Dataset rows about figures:

%%

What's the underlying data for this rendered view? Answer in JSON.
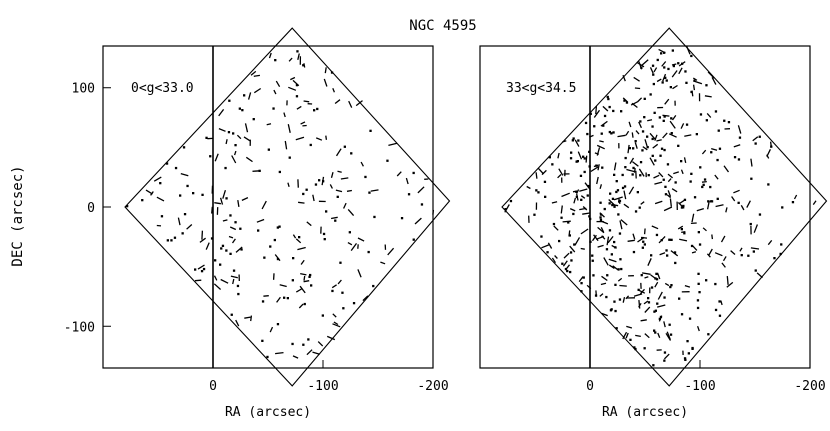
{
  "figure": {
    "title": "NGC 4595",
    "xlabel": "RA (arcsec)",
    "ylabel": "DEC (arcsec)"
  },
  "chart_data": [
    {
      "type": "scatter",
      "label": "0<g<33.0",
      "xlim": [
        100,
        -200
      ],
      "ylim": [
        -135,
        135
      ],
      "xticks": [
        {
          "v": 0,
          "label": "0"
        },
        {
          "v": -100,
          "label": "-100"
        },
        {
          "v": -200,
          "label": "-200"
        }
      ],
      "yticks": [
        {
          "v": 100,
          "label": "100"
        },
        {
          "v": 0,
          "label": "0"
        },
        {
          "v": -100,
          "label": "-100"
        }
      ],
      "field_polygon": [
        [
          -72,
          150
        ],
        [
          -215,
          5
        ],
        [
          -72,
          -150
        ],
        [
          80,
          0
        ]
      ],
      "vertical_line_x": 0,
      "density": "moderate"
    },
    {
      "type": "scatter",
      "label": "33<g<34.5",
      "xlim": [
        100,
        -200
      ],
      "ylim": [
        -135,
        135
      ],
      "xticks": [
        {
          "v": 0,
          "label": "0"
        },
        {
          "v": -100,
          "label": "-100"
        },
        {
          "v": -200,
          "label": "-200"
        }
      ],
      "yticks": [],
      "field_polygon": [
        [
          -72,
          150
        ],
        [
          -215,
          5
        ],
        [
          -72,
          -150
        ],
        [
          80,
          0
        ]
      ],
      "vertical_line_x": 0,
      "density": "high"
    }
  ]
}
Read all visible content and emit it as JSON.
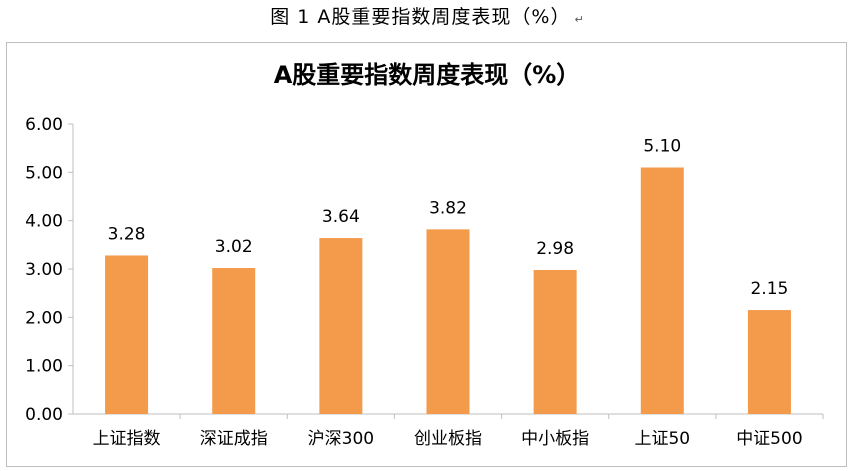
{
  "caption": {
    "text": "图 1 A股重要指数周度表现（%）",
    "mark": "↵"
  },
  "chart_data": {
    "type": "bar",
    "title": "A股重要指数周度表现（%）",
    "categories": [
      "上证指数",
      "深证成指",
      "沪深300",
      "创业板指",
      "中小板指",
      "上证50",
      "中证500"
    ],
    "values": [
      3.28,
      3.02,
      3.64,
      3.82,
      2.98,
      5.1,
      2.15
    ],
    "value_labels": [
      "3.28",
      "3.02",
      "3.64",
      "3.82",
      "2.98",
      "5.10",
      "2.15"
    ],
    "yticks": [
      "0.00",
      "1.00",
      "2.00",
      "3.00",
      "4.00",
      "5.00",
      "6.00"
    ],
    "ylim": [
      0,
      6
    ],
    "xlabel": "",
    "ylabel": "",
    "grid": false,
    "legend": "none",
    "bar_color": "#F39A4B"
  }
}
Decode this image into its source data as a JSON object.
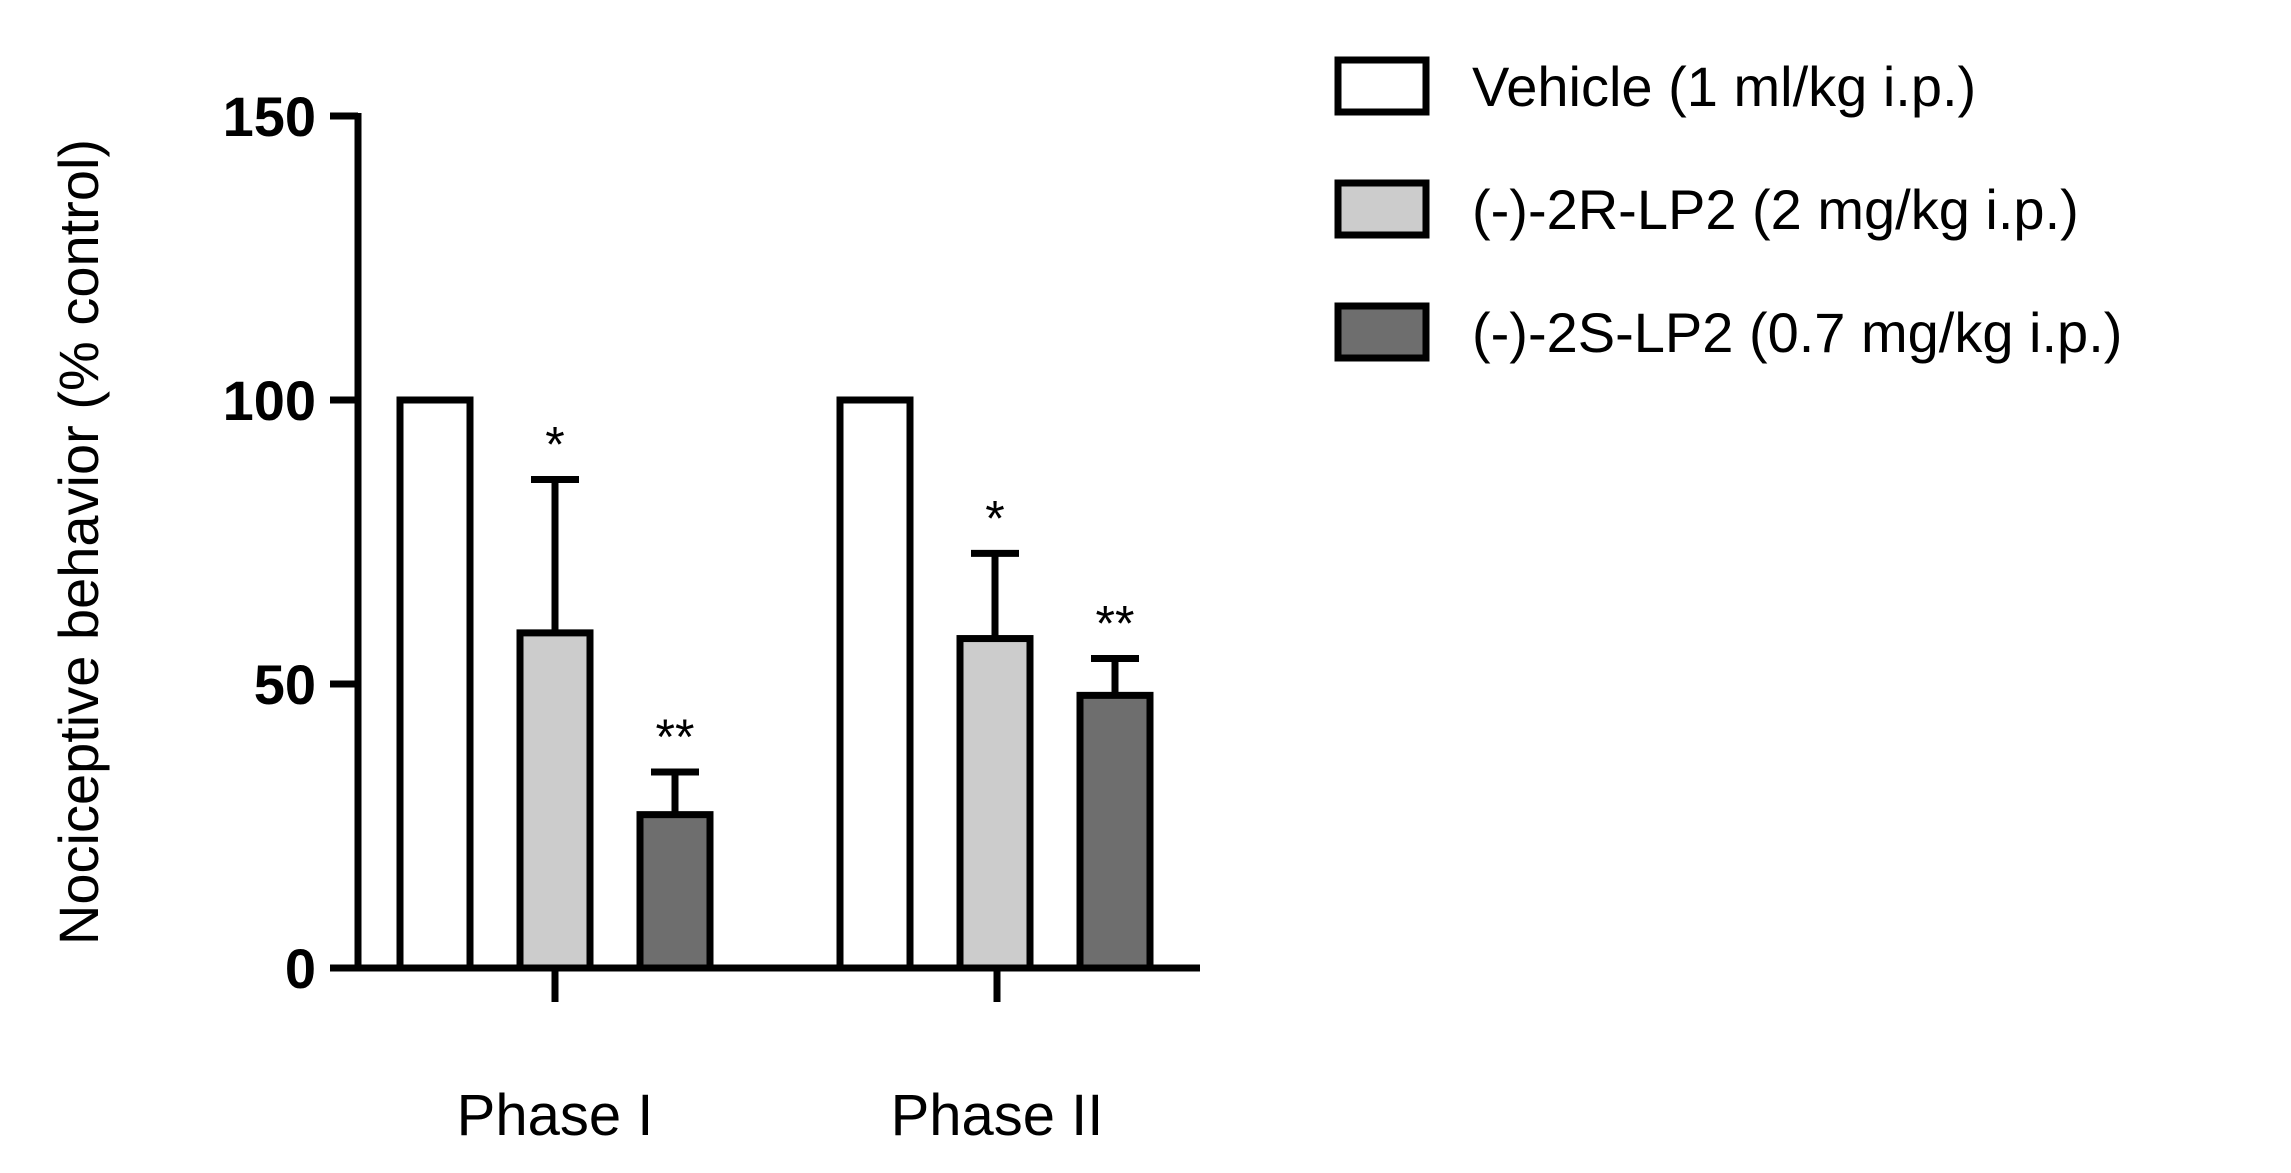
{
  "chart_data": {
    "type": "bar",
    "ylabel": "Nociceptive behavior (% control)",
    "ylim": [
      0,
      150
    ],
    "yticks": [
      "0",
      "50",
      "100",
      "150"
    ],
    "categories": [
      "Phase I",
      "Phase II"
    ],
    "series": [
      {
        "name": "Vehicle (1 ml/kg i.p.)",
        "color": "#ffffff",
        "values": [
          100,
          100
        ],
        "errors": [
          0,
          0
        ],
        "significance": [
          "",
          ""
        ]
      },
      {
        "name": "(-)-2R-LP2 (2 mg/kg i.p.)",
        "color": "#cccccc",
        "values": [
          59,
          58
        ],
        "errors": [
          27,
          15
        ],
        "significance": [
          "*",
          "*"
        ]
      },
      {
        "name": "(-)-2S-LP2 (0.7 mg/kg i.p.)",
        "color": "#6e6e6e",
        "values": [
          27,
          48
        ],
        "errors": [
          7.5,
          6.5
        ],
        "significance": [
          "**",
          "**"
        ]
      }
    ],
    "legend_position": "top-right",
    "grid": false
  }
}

%%

> [What you are asked to do]:
Copy all the records above exactly, but leave out the pictures.

> [Exercise result]:
What's the underlying data for this rendered view? Answer in JSON.
{
  "figure": {
    "title": "NGC 4595",
    "xlabel": "RA (arcsec)",
    "ylabel": "DEC (arcsec)"
  },
  "chart_data": [
    {
      "type": "scatter",
      "label": "0<g<33.0",
      "xlim": [
        100,
        -200
      ],
      "ylim": [
        -135,
        135
      ],
      "xticks": [
        {
          "v": 0,
          "label": "0"
        },
        {
          "v": -100,
          "label": "-100"
        },
        {
          "v": -200,
          "label": "-200"
        }
      ],
      "yticks": [
        {
          "v": 100,
          "label": "100"
        },
        {
          "v": 0,
          "label": "0"
        },
        {
          "v": -100,
          "label": "-100"
        }
      ],
      "field_polygon": [
        [
          -72,
          150
        ],
        [
          -215,
          5
        ],
        [
          -72,
          -150
        ],
        [
          80,
          0
        ]
      ],
      "vertical_line_x": 0,
      "density": "moderate"
    },
    {
      "type": "scatter",
      "label": "33<g<34.5",
      "xlim": [
        100,
        -200
      ],
      "ylim": [
        -135,
        135
      ],
      "xticks": [
        {
          "v": 0,
          "label": "0"
        },
        {
          "v": -100,
          "label": "-100"
        },
        {
          "v": -200,
          "label": "-200"
        }
      ],
      "yticks": [],
      "field_polygon": [
        [
          -72,
          150
        ],
        [
          -215,
          5
        ],
        [
          -72,
          -150
        ],
        [
          80,
          0
        ]
      ],
      "vertical_line_x": 0,
      "density": "high"
    }
  ]
}
Read all visible content and emit it as JSON.
{
  "caption": {
    "text": "图 1 A股重要指数周度表现（%）",
    "mark": "↵"
  },
  "chart_data": {
    "type": "bar",
    "title": "A股重要指数周度表现（%）",
    "categories": [
      "上证指数",
      "深证成指",
      "沪深300",
      "创业板指",
      "中小板指",
      "上证50",
      "中证500"
    ],
    "values": [
      3.28,
      3.02,
      3.64,
      3.82,
      2.98,
      5.1,
      2.15
    ],
    "value_labels": [
      "3.28",
      "3.02",
      "3.64",
      "3.82",
      "2.98",
      "5.10",
      "2.15"
    ],
    "yticks": [
      "0.00",
      "1.00",
      "2.00",
      "3.00",
      "4.00",
      "5.00",
      "6.00"
    ],
    "ylim": [
      0,
      6
    ],
    "xlabel": "",
    "ylabel": "",
    "grid": false,
    "legend": "none",
    "bar_color": "#F39A4B"
  }
}
Decode this image into its source data as a JSON object.
{
  "chart_data": {
    "type": "bar",
    "ylabel": "Nociceptive behavior (% control)",
    "ylim": [
      0,
      150
    ],
    "yticks": [
      "0",
      "50",
      "100",
      "150"
    ],
    "categories": [
      "Phase I",
      "Phase II"
    ],
    "series": [
      {
        "name": "Vehicle (1 ml/kg i.p.)",
        "color": "#ffffff",
        "values": [
          100,
          100
        ],
        "errors": [
          0,
          0
        ],
        "significance": [
          "",
          ""
        ]
      },
      {
        "name": "(-)-2R-LP2 (2 mg/kg i.p.)",
        "color": "#cccccc",
        "values": [
          59,
          58
        ],
        "errors": [
          27,
          15
        ],
        "significance": [
          "*",
          "*"
        ]
      },
      {
        "name": "(-)-2S-LP2 (0.7 mg/kg i.p.)",
        "color": "#6e6e6e",
        "values": [
          27,
          48
        ],
        "errors": [
          7.5,
          6.5
        ],
        "significance": [
          "**",
          "**"
        ]
      }
    ],
    "legend_position": "top-right",
    "grid": false
  }
}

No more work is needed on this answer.